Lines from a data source
++++++++++

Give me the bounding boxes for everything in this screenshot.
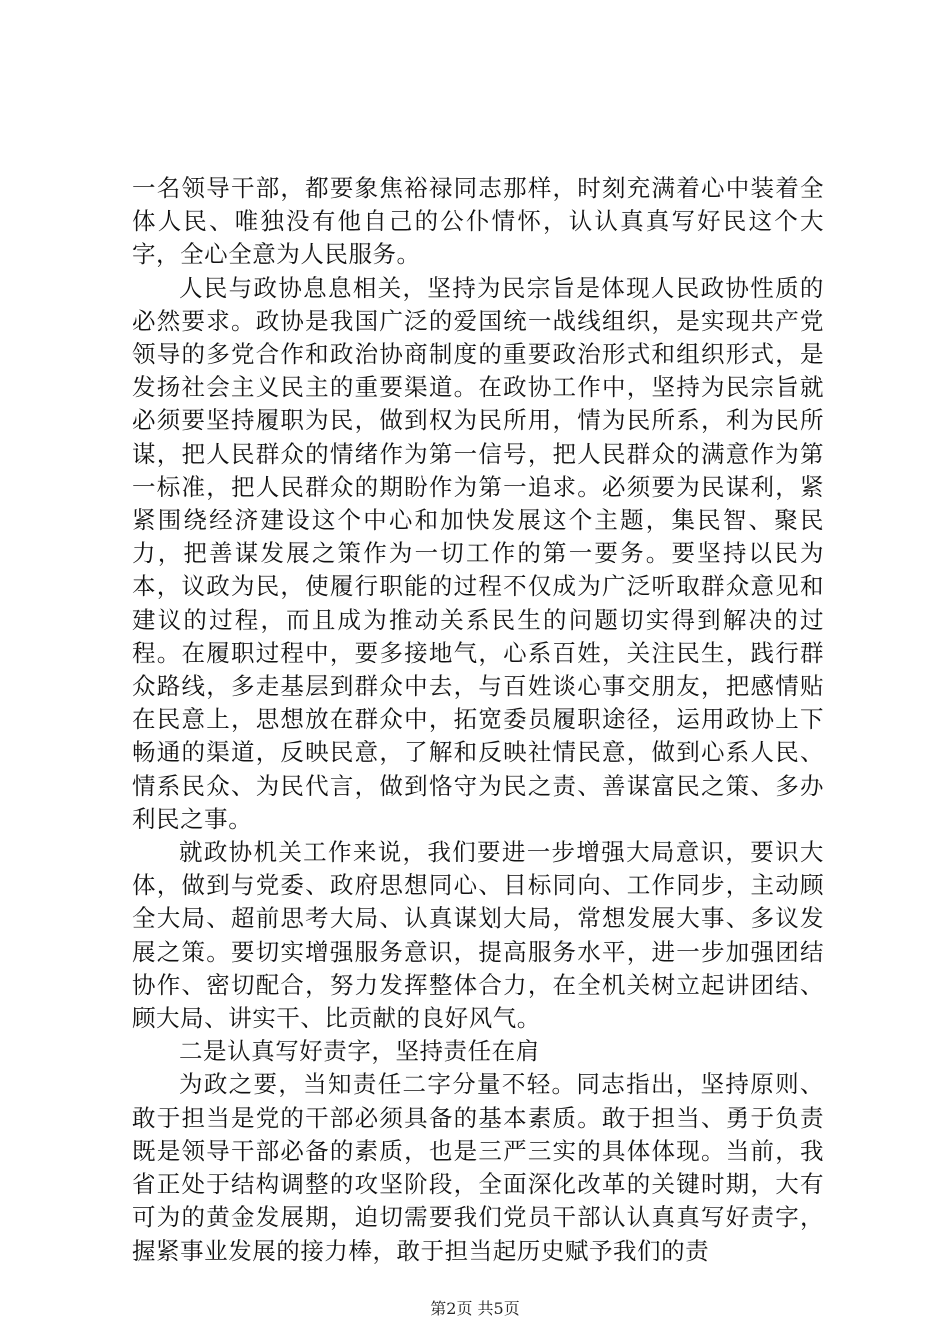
document-body [132,172,824,1268]
page-number-footer: 第2页 共5页 [430,1299,520,1318]
paragraph-3: 就政协机关工作来说，我们要进一步增强大局意识，要识大体，做到与党委、政府思想同心、目标同向、工作同步，主动顾全大局、超前思考大局、认真谋划大局，常想发展大事、多议发展之策。要切实增强服务意识，提高服务水平，进一步加强团结协作、密切配合，努力发挥整体合力，在全机关树立起讲团结、顾大局、讲实干、比贡献的良好风气。 [132,838,824,1033]
paragraph-1: 一名领导干部，都要象焦裕禄同志那样，时刻充满着心中装着全体人民、唯独没有他自己的公仆情怀，认认真真写好民这个大字，全心全意为人民服务。 [132,174,824,269]
paragraph-4: 为政之要，当知责任二字分量不轻。同志指出，坚持原则、敢于担当是党的干部必须具备的基本素质。敢于担当、勇于负责既是领导干部必备的素质，也是三严三实的具体体现。当前，我省正处于结构调整的攻坚阶段，全面深化改革的关键时期，大有可为的黄金发展期，迫切需要我们党员干部认认真真写好责字，握紧事业发展的接力棒，敢于担当起历史赋予我们的责 [132,1070,824,1265]
paragraph-2: 人民与政协息息相关，坚持为民宗旨是体现人民政协性质的必然要求。政协是我国广泛的爱国统一战线组织，是实现共产党领导的多党合作和政治协商制度的重要政治形式和组织形式，是发扬社会主义民主的重要渠道。在政协工作中，坚持为民宗旨就必须要坚持履职为民，做到权为民所用，情为民所系，利为民所谋，把人民群众的情绪作为第一信号，把人民群众的满意作为第一标准，把人民群众的期盼作为第一追求。必须要为民谋利，紧紧围绕经济建设这个中心和加快发展这个主题，集民智、聚民力，把善谋发展之策作为一切工作的第一要务。要坚持以民为本，议政为民，使履行职能的过程不仅成为广泛听取群众意见和建议的过程，而且成为推动关系民生的问题切实得到解决的过程。在履职过程中，要多接地气，心系百姓，关注民生，践行群众路线，多走基层到群众中去，与百姓谈心事交朋友，把感情贴在民意上，思想放在群众中，拓宽委员履职途径，运用政协上下畅通的渠道，反映民意，了解和反映社情民意，做到心系人民、情系民众、为民代言，做到恪守为民之责、善谋富民之策、多办利民之事。 [132,273,824,833]
section-heading: 二是认真写好责字，坚持责任在肩 [179,1037,540,1066]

++++++++++

> [Goal] Show every line above that contains the string "拓宽委员履职途径".

> [Response to the exercise]
paragraph-2: 人民与政协息息相关，坚持为民宗旨是体现人民政协性质的必然要求。政协是我国广泛的爱国统一战线组织，是实现共产党领导的多党合作和政治协商制度的重要政治形式和组织形式，是发扬社会主义民主的重要渠道。在政协工作中，坚持为民宗旨就必须要坚持履职为民，做到权为民所用，情为民所系，利为民所谋，把人民群众的情绪作为第一信号，把人民群众的满意作为第一标准，把人民群众的期盼作为第一追求。必须要为民谋利，紧紧围绕经济建设这个中心和加快发展这个主题，集民智、聚民力，把善谋发展之策作为一切工作的第一要务。要坚持以民为本，议政为民，使履行职能的过程不仅成为广泛听取群众意见和建议的过程，而且成为推动关系民生的问题切实得到解决的过程。在履职过程中，要多接地气，心系百姓，关注民生，践行群众路线，多走基层到群众中去，与百姓谈心事交朋友，把感情贴在民意上，思想放在群众中，拓宽委员履职途径，运用政协上下畅通的渠道，反映民意，了解和反映社情民意，做到心系人民、情系民众、为民代言，做到恪守为民之责、善谋富民之策、多办利民之事。 [132,273,824,833]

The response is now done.